• [TASK DIRECTIONS]:
Select all lines holding the word "JSON" from the entries that follow.

— Start ENTRIES —

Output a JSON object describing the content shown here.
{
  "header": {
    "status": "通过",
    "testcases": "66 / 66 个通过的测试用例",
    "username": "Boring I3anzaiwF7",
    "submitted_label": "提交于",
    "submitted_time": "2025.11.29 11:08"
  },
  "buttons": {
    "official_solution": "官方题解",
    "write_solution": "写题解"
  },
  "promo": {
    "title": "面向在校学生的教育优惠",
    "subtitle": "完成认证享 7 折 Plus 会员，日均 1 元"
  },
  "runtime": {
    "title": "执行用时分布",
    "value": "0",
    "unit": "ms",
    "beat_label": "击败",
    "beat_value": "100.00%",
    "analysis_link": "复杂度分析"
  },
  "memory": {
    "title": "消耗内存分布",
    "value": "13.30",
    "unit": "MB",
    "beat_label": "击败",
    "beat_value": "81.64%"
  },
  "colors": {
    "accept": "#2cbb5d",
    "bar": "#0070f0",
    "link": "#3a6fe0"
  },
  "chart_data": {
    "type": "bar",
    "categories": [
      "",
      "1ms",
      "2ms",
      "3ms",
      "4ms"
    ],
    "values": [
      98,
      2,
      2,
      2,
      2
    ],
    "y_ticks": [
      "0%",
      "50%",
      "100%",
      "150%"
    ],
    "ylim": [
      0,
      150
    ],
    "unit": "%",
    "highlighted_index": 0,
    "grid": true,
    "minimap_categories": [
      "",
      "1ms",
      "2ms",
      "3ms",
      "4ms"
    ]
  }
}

— End ENTRIES —
— Start ENTRIES —

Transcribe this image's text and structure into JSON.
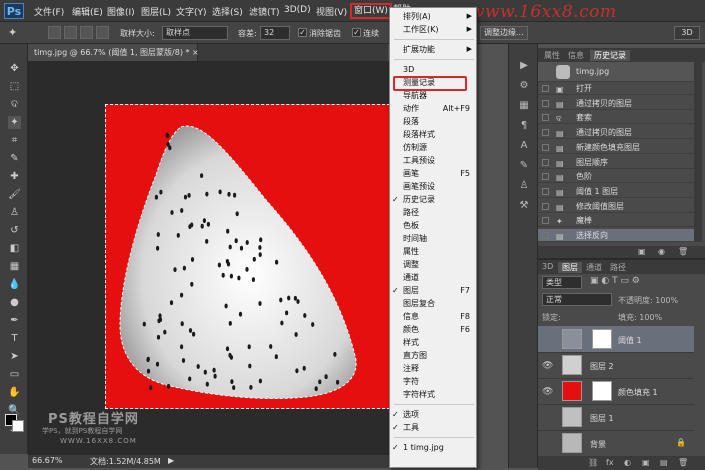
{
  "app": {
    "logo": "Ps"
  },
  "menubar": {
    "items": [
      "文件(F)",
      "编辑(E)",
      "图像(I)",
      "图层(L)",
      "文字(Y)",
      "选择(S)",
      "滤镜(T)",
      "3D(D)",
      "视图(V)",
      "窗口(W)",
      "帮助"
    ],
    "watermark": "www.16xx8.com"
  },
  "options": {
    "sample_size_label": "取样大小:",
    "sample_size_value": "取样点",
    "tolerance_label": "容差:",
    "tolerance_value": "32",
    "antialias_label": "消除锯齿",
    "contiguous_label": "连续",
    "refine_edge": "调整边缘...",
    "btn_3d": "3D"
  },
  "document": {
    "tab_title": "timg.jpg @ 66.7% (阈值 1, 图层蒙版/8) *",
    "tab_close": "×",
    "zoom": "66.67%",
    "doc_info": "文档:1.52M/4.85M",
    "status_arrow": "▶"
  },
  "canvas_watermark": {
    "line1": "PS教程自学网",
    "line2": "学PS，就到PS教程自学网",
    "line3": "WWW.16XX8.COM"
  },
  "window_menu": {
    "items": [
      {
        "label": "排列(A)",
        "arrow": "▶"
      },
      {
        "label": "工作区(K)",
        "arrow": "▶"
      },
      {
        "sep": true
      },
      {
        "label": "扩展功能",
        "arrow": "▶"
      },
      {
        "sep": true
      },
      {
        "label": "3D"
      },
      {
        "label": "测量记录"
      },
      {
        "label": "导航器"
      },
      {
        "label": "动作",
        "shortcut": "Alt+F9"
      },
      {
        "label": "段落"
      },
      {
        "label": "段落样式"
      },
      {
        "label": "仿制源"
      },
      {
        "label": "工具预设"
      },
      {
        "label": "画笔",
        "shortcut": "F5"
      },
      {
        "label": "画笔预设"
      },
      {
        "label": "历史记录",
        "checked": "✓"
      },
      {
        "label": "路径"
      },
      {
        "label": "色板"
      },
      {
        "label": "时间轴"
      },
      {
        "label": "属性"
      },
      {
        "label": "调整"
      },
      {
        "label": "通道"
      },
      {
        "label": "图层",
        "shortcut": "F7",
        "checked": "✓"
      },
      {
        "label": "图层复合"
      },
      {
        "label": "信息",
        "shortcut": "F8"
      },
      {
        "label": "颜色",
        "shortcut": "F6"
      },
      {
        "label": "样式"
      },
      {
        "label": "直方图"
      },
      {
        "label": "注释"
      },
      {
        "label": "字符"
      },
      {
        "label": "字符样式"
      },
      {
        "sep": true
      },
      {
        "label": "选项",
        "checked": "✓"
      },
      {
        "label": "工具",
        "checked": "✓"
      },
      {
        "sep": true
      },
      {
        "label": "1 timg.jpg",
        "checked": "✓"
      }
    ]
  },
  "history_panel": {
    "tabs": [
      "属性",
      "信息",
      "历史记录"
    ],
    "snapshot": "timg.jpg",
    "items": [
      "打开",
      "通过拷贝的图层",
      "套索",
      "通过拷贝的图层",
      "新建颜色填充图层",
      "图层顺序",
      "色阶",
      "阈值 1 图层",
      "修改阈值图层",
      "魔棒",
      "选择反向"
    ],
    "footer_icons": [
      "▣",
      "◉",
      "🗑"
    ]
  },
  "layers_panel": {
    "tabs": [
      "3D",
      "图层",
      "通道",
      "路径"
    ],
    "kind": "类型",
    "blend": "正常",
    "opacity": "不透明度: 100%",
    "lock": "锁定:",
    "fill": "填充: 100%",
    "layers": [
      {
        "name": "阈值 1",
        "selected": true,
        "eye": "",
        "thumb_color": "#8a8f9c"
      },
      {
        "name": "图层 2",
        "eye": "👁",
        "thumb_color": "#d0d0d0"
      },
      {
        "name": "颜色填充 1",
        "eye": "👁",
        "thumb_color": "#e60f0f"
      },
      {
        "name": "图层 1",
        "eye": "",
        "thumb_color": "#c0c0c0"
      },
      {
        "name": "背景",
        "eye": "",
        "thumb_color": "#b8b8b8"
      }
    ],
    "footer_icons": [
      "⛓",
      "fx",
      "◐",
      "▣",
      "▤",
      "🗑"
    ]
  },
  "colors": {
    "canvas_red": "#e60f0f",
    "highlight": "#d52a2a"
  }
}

— End ENTRIES —

• [EXERCISE RESPONSE]:
Output a JSON object describing the content shown here.
Transcribe this image's text and structure into JSON.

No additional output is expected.